** Set problem **
Write out the material below exactly, beginning at the line that contains "Extract the structured" and ending with its last line, both ends included; write nothing else.

[Extracted records]
━━━━━━━━━━━━━━━━━━━━━━━━━━━━━━
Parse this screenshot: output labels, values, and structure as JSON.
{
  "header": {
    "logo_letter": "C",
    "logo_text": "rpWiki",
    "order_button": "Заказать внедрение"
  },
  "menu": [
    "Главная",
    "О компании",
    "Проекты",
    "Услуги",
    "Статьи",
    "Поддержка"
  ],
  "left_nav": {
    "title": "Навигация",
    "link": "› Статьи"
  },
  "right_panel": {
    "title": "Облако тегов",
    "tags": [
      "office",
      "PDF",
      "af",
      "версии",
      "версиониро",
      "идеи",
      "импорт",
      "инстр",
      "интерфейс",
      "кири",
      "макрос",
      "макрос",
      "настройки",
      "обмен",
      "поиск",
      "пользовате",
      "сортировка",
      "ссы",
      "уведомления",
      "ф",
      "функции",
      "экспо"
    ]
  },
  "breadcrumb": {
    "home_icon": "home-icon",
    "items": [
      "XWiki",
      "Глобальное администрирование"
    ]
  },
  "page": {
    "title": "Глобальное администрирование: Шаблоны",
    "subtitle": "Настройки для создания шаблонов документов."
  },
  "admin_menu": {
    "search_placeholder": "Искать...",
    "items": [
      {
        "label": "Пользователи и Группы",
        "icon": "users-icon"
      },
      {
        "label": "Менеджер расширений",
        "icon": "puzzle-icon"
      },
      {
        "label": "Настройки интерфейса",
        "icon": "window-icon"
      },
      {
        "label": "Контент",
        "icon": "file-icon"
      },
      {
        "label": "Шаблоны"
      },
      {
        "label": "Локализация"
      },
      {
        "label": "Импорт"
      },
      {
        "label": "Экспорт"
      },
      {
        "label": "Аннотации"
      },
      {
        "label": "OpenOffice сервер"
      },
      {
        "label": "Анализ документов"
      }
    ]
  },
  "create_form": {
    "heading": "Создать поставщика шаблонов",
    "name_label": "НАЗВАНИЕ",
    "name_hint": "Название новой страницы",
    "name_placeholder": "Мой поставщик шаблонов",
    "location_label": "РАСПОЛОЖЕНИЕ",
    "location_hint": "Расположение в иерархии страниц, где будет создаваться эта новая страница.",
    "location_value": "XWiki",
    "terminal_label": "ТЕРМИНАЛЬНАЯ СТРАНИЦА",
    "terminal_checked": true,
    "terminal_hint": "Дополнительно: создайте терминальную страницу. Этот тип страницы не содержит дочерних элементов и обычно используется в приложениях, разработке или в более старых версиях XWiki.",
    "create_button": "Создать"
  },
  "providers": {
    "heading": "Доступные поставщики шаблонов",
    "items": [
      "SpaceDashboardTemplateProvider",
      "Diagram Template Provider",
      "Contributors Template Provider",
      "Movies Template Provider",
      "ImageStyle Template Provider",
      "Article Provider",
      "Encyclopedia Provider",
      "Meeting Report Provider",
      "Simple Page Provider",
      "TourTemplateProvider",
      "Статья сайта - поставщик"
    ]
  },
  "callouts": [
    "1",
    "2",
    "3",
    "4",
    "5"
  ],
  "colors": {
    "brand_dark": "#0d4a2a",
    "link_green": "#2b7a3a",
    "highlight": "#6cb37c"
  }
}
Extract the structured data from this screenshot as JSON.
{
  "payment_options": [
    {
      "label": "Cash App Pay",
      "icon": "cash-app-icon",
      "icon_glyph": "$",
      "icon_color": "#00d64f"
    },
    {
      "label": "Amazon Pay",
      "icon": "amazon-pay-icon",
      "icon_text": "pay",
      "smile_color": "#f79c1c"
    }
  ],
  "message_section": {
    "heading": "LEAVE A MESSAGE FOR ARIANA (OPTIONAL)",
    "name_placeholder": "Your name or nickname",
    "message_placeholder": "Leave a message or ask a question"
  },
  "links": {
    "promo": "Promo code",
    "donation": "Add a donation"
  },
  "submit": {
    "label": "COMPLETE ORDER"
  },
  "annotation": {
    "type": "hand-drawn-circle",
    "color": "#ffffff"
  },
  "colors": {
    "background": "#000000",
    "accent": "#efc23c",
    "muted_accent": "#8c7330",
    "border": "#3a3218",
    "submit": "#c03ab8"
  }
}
━━━━━━━━━━━━━━━━━━━━━━━━━━━━━━
** The result **
Extract the structured data from this screenshot as JSON.
{
  "payment_options": [
    {
      "label": "Cash App Pay",
      "icon": "cash-app-icon",
      "icon_glyph": "$",
      "icon_color": "#00d64f"
    },
    {
      "label": "Amazon Pay",
      "icon": "amazon-pay-icon",
      "icon_text": "pay",
      "smile_color": "#f79c1c"
    }
  ],
  "message_section": {
    "heading": "LEAVE A MESSAGE FOR ARIANA (OPTIONAL)",
    "name_placeholder": "Your name or nickname",
    "message_placeholder": "Leave a message or ask a question"
  },
  "links": {
    "promo": "Promo code",
    "donation": "Add a donation"
  },
  "submit": {
    "label": "COMPLETE ORDER"
  },
  "annotation": {
    "type": "hand-drawn-circle",
    "color": "#ffffff"
  },
  "colors": {
    "background": "#000000",
    "accent": "#efc23c",
    "muted_accent": "#8c7330",
    "border": "#3a3218",
    "submit": "#c03ab8"
  }
}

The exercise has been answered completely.